(Records from a data source)
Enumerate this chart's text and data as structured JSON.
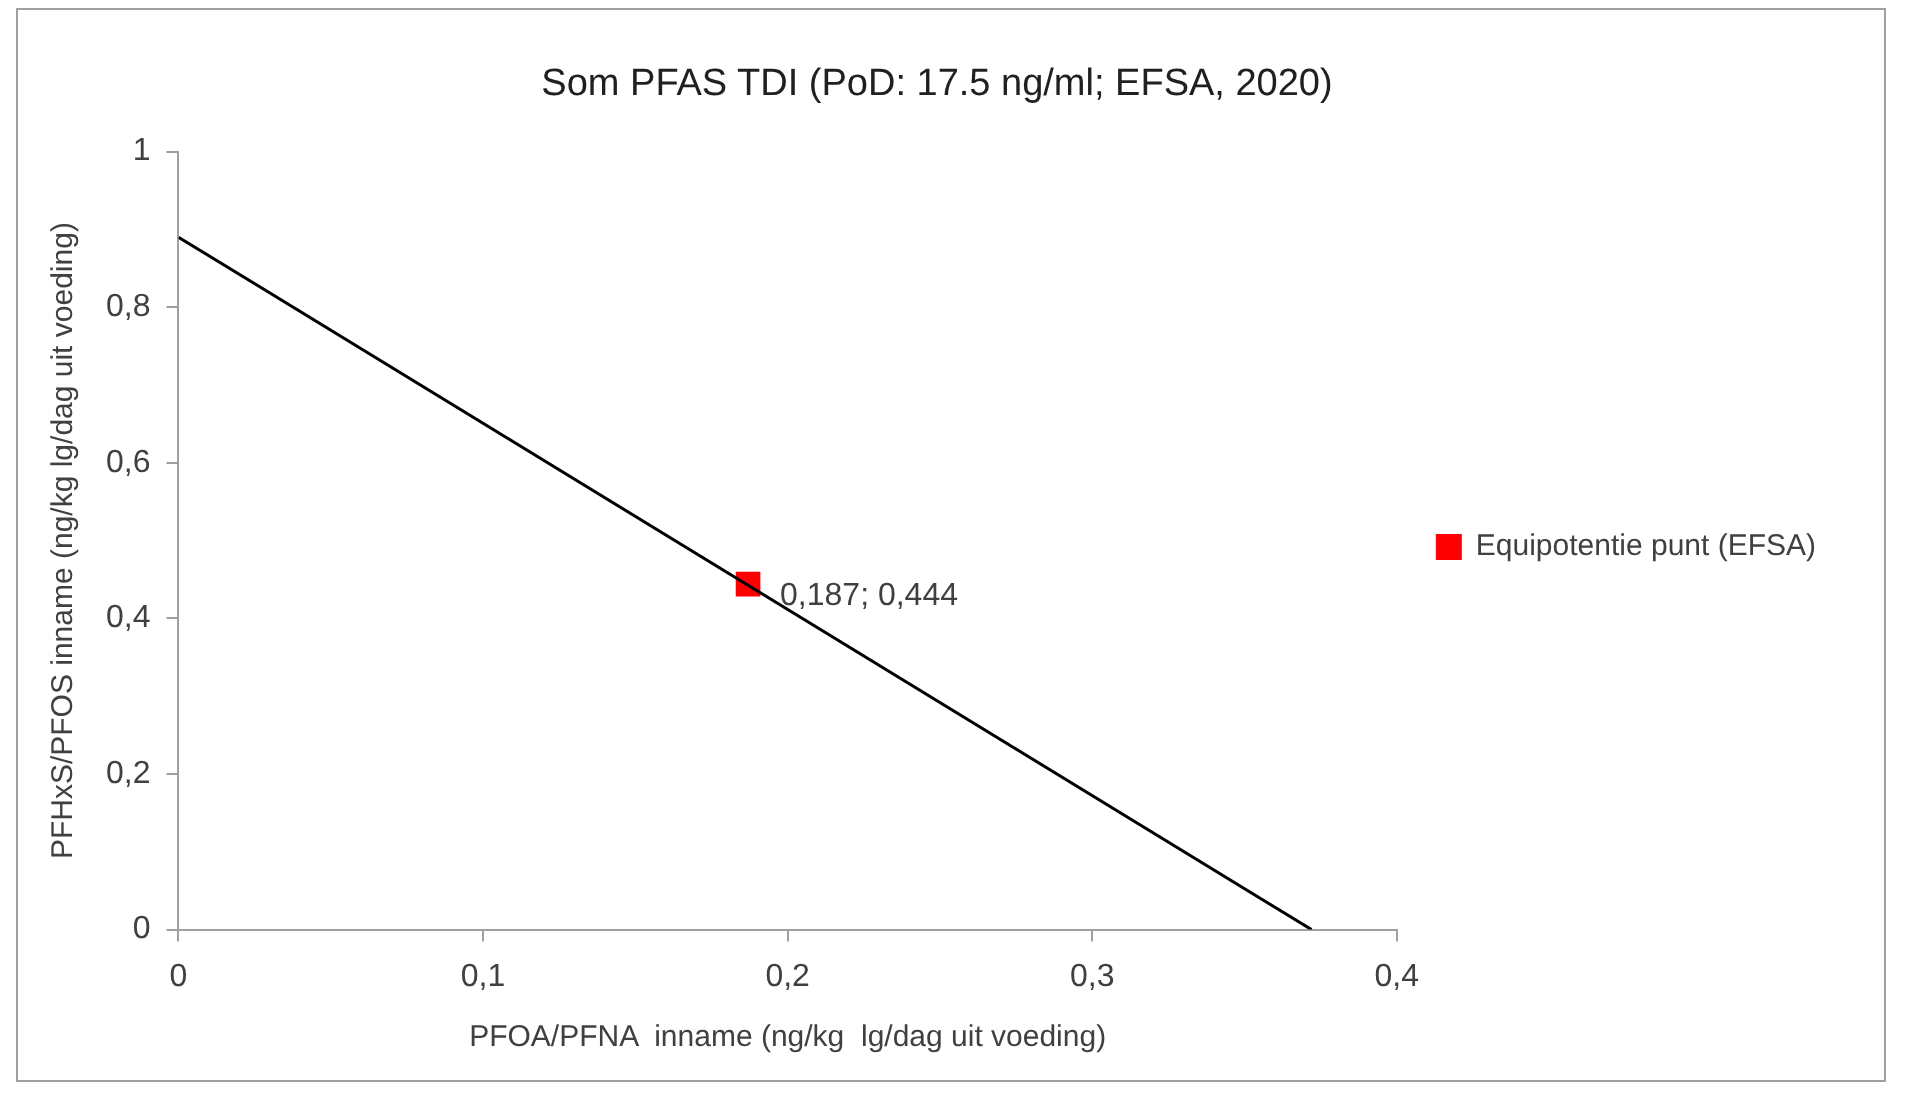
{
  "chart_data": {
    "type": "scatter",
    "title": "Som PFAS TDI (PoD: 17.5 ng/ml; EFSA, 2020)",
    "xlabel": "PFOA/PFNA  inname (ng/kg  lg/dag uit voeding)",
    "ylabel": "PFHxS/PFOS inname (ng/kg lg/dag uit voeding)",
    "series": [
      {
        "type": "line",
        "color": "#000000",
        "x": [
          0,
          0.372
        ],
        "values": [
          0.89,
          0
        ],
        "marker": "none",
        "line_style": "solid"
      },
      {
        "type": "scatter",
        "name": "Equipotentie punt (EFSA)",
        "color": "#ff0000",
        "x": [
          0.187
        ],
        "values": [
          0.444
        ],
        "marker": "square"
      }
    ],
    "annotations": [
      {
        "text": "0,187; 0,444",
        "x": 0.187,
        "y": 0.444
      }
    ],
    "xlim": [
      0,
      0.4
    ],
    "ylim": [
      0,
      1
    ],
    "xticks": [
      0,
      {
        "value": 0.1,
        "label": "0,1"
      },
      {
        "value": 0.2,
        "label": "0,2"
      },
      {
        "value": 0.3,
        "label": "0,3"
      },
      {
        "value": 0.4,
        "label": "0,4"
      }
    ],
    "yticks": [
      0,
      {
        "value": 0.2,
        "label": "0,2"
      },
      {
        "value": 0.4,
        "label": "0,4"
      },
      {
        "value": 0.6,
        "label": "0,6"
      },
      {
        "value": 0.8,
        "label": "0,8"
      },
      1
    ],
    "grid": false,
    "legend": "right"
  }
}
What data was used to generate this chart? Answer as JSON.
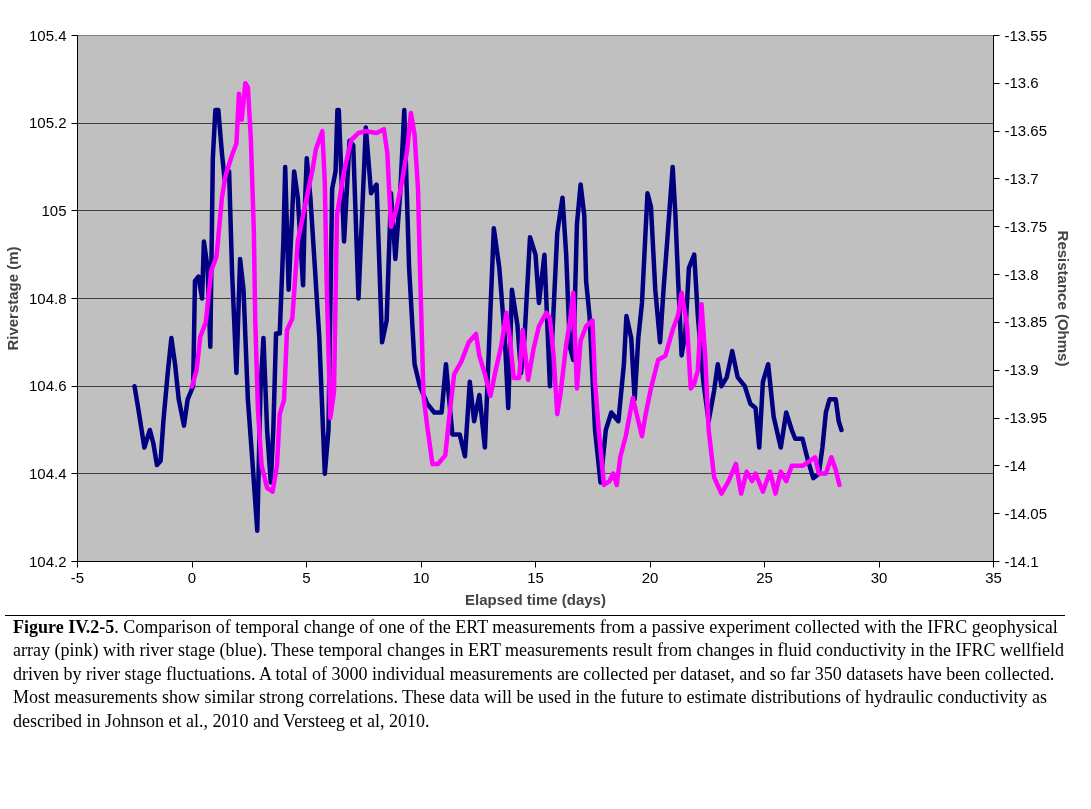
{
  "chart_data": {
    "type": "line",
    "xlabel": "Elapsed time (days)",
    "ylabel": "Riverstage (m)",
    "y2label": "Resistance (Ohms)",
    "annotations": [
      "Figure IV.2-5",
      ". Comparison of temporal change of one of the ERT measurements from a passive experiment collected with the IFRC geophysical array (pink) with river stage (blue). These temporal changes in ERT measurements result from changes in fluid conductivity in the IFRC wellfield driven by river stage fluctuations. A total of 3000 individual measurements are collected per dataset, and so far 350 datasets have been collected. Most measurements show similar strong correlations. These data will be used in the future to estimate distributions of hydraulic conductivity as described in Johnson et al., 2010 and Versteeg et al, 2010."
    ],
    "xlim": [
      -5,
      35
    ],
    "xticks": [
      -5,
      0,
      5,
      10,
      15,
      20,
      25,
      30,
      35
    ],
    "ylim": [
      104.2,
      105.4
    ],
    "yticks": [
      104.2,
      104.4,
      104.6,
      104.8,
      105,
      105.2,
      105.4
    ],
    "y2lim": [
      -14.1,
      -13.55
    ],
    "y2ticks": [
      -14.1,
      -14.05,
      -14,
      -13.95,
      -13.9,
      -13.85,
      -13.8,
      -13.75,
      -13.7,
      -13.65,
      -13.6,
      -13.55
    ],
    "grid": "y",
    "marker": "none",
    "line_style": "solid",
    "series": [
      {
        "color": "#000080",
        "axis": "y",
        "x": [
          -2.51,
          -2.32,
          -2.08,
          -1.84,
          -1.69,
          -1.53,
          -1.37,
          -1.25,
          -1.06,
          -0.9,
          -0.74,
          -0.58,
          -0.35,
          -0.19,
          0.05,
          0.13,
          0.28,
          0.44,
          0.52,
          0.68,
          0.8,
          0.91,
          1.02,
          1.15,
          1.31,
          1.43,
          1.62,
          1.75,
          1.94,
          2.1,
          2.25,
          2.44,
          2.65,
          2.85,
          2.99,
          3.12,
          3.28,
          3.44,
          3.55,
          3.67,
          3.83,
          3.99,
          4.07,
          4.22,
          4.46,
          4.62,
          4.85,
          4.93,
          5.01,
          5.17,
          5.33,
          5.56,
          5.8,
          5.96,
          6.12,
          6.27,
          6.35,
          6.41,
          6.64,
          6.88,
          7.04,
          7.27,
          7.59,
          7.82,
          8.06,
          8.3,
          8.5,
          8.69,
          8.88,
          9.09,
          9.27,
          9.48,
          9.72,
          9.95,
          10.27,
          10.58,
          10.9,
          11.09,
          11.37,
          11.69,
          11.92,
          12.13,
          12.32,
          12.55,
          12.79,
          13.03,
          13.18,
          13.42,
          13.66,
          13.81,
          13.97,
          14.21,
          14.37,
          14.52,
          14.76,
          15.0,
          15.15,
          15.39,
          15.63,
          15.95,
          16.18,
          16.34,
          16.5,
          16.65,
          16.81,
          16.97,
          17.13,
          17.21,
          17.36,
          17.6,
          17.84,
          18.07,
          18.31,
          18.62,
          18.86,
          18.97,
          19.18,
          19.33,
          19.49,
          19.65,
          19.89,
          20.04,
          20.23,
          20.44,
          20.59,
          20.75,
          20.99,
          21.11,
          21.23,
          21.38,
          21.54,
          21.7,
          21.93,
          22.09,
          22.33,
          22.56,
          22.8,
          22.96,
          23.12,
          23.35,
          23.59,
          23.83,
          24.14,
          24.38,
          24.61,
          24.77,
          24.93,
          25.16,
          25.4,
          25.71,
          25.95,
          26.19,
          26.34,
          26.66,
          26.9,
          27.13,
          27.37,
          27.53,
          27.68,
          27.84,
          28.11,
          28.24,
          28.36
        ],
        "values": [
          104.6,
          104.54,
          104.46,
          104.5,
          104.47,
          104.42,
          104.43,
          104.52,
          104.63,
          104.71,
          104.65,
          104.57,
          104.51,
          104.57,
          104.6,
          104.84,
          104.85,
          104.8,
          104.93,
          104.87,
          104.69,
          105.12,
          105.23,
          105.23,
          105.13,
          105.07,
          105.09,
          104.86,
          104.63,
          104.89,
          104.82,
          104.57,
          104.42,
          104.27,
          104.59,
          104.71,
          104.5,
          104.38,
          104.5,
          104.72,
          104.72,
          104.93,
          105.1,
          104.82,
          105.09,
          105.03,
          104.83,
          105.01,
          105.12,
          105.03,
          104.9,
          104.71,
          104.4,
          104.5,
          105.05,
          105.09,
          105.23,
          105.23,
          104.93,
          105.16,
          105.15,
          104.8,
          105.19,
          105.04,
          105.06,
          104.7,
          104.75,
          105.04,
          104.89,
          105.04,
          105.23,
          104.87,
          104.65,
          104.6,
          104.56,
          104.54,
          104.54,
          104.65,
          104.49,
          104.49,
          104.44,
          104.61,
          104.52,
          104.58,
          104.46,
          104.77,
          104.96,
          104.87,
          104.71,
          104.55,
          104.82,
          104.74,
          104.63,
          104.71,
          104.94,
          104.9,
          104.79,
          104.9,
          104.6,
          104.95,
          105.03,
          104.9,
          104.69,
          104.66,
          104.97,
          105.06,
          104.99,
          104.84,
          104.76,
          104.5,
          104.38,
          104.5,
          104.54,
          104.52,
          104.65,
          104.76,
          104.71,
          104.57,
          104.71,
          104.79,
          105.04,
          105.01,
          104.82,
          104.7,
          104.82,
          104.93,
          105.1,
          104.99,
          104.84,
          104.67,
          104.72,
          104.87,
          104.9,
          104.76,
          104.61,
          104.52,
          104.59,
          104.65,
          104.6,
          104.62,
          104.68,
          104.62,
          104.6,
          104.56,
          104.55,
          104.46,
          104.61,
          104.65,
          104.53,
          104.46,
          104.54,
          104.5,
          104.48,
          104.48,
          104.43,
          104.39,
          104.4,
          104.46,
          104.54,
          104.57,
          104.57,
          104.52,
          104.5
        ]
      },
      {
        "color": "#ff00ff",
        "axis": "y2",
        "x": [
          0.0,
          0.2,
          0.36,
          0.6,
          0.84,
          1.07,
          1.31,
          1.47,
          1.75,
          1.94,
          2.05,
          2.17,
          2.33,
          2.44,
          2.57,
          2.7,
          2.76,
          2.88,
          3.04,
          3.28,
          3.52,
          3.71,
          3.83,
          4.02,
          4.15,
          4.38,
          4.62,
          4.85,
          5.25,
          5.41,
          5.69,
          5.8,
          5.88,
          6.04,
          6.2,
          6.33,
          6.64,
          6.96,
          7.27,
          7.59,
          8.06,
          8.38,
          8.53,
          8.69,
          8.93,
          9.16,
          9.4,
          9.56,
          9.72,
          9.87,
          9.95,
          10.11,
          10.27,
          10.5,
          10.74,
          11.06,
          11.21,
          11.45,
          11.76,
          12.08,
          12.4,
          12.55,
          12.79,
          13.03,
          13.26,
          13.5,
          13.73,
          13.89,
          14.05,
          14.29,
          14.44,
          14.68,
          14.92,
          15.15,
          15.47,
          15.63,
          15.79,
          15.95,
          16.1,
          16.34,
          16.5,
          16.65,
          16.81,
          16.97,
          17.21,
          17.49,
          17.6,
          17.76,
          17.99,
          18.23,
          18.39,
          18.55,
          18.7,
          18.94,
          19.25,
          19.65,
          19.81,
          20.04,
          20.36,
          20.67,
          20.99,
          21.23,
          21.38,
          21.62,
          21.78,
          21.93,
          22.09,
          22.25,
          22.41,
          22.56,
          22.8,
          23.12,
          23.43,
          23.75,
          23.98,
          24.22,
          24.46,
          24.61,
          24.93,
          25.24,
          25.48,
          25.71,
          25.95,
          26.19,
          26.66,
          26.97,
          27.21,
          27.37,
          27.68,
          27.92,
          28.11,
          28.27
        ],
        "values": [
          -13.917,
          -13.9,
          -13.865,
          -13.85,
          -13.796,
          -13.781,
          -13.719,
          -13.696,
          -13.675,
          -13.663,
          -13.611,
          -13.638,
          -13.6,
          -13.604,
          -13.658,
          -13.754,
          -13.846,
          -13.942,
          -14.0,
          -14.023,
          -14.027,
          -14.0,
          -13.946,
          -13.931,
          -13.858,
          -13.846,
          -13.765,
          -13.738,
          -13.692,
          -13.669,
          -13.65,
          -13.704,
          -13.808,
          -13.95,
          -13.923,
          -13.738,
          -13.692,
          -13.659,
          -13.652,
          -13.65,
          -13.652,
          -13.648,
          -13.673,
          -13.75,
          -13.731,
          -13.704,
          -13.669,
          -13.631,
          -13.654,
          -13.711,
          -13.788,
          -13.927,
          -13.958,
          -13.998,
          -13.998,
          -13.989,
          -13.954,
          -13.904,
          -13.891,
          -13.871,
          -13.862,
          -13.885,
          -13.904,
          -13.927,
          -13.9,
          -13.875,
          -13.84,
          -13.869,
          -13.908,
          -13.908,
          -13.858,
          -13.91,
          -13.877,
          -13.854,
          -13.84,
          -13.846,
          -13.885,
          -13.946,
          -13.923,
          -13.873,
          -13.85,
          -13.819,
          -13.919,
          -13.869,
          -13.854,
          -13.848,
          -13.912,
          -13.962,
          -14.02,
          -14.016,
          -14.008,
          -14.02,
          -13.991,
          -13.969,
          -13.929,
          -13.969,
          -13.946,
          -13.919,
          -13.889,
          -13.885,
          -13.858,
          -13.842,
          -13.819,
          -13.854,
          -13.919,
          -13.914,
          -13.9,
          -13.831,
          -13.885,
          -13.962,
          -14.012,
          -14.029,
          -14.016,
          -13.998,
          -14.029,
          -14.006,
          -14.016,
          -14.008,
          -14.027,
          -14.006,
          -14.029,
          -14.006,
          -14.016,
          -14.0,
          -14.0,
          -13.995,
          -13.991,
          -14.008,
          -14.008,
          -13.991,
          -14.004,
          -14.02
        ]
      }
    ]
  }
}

Goal of the exercise ▸ Find how many lines in the listing hold "JSON", and reply with that number only.

Problem solution ▸ 2